[Data entries for graphics]
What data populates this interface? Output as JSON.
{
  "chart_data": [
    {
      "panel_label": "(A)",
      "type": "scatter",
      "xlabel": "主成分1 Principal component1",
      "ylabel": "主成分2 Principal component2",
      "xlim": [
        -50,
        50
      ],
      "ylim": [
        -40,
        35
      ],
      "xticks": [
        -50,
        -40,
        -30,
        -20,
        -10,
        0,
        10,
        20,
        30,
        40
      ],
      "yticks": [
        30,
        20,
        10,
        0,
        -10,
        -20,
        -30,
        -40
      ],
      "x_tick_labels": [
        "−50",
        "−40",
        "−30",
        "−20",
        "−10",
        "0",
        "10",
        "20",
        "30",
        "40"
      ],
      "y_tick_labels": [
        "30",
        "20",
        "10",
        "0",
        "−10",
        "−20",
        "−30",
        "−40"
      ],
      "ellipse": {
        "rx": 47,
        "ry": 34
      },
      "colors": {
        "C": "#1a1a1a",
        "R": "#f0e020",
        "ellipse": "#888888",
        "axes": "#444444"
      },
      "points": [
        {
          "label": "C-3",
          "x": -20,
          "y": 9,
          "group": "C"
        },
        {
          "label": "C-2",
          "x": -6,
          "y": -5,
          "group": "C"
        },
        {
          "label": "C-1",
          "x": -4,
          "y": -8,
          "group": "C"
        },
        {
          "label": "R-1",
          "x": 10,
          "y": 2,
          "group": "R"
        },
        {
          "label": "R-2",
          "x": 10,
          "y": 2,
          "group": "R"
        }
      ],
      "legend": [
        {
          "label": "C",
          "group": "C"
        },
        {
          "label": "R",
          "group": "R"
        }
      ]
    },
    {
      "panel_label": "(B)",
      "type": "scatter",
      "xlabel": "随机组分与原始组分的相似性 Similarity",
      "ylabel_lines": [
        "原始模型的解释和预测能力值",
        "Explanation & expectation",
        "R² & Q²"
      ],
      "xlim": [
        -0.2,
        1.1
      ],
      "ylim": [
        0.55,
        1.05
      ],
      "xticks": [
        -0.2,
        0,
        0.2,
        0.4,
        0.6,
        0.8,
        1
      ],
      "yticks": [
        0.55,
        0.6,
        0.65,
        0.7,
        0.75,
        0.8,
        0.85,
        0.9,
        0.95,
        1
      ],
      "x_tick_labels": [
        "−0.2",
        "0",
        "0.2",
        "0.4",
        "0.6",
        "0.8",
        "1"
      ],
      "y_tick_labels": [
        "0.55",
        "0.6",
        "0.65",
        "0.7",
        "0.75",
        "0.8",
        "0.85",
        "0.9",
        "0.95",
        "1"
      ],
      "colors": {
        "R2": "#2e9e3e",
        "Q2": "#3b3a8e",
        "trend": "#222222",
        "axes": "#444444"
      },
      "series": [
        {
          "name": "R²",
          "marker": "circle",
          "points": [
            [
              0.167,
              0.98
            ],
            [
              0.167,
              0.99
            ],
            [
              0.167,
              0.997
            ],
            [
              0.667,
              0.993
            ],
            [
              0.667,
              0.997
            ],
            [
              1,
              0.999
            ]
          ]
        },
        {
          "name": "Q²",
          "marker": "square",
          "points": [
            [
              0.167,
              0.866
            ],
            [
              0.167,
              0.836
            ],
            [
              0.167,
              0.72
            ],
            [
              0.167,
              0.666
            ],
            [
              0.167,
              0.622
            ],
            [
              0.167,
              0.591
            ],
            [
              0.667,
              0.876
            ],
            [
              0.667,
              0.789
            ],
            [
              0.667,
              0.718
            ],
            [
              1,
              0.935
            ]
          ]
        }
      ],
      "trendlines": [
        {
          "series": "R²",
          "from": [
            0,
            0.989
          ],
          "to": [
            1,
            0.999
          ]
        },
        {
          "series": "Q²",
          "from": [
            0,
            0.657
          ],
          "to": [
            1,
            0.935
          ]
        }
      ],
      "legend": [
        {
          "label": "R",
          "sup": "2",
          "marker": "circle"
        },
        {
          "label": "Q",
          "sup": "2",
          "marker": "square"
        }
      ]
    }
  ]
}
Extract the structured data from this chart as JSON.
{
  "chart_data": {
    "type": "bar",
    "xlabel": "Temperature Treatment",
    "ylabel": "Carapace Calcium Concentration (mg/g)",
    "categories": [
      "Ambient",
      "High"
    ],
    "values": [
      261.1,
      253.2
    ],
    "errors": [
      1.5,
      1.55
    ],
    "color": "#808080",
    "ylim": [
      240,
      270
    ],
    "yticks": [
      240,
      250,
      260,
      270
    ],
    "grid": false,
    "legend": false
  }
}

Instruction.
Extract the full set of entries word for word.

Task output.
What data populates this interface? Output as JSON.
{
  "chart_data": [
    {
      "panel_label": "(A)",
      "type": "scatter",
      "xlabel": "主成分1 Principal component1",
      "ylabel": "主成分2 Principal component2",
      "xlim": [
        -50,
        50
      ],
      "ylim": [
        -40,
        35
      ],
      "xticks": [
        -50,
        -40,
        -30,
        -20,
        -10,
        0,
        10,
        20,
        30,
        40
      ],
      "yticks": [
        30,
        20,
        10,
        0,
        -10,
        -20,
        -30,
        -40
      ],
      "x_tick_labels": [
        "−50",
        "−40",
        "−30",
        "−20",
        "−10",
        "0",
        "10",
        "20",
        "30",
        "40"
      ],
      "y_tick_labels": [
        "30",
        "20",
        "10",
        "0",
        "−10",
        "−20",
        "−30",
        "−40"
      ],
      "ellipse": {
        "rx": 47,
        "ry": 34
      },
      "colors": {
        "C": "#1a1a1a",
        "R": "#f0e020",
        "ellipse": "#888888",
        "axes": "#444444"
      },
      "points": [
        {
          "label": "C-3",
          "x": -20,
          "y": 9,
          "group": "C"
        },
        {
          "label": "C-2",
          "x": -6,
          "y": -5,
          "group": "C"
        },
        {
          "label": "C-1",
          "x": -4,
          "y": -8,
          "group": "C"
        },
        {
          "label": "R-1",
          "x": 10,
          "y": 2,
          "group": "R"
        },
        {
          "label": "R-2",
          "x": 10,
          "y": 2,
          "group": "R"
        }
      ],
      "legend": [
        {
          "label": "C",
          "group": "C"
        },
        {
          "label": "R",
          "group": "R"
        }
      ]
    },
    {
      "panel_label": "(B)",
      "type": "scatter",
      "xlabel": "随机组分与原始组分的相似性 Similarity",
      "ylabel_lines": [
        "原始模型的解释和预测能力值",
        "Explanation & expectation",
        "R² & Q²"
      ],
      "xlim": [
        -0.2,
        1.1
      ],
      "ylim": [
        0.55,
        1.05
      ],
      "xticks": [
        -0.2,
        0,
        0.2,
        0.4,
        0.6,
        0.8,
        1
      ],
      "yticks": [
        0.55,
        0.6,
        0.65,
        0.7,
        0.75,
        0.8,
        0.85,
        0.9,
        0.95,
        1
      ],
      "x_tick_labels": [
        "−0.2",
        "0",
        "0.2",
        "0.4",
        "0.6",
        "0.8",
        "1"
      ],
      "y_tick_labels": [
        "0.55",
        "0.6",
        "0.65",
        "0.7",
        "0.75",
        "0.8",
        "0.85",
        "0.9",
        "0.95",
        "1"
      ],
      "colors": {
        "R2": "#2e9e3e",
        "Q2": "#3b3a8e",
        "trend": "#222222",
        "axes": "#444444"
      },
      "series": [
        {
          "name": "R²",
          "marker": "circle",
          "points": [
            [
              0.167,
              0.98
            ],
            [
              0.167,
              0.99
            ],
            [
              0.167,
              0.997
            ],
            [
              0.667,
              0.993
            ],
            [
              0.667,
              0.997
            ],
            [
              1,
              0.999
            ]
          ]
        },
        {
          "name": "Q²",
          "marker": "square",
          "points": [
            [
              0.167,
              0.866
            ],
            [
              0.167,
              0.836
            ],
            [
              0.167,
              0.72
            ],
            [
              0.167,
              0.666
            ],
            [
              0.167,
              0.622
            ],
            [
              0.167,
              0.591
            ],
            [
              0.667,
              0.876
            ],
            [
              0.667,
              0.789
            ],
            [
              0.667,
              0.718
            ],
            [
              1,
              0.935
            ]
          ]
        }
      ],
      "trendlines": [
        {
          "series": "R²",
          "from": [
            0,
            0.989
          ],
          "to": [
            1,
            0.999
          ]
        },
        {
          "series": "Q²",
          "from": [
            0,
            0.657
          ],
          "to": [
            1,
            0.935
          ]
        }
      ],
      "legend": [
        {
          "label": "R",
          "sup": "2",
          "marker": "circle"
        },
        {
          "label": "Q",
          "sup": "2",
          "marker": "square"
        }
      ]
    }
  ]
}
Extract the structured data from this chart as JSON.
{
  "chart_data": {
    "type": "bar",
    "xlabel": "Temperature Treatment",
    "ylabel": "Carapace Calcium Concentration (mg/g)",
    "categories": [
      "Ambient",
      "High"
    ],
    "values": [
      261.1,
      253.2
    ],
    "errors": [
      1.5,
      1.55
    ],
    "color": "#808080",
    "ylim": [
      240,
      270
    ],
    "yticks": [
      240,
      250,
      260,
      270
    ],
    "grid": false,
    "legend": false
  }
}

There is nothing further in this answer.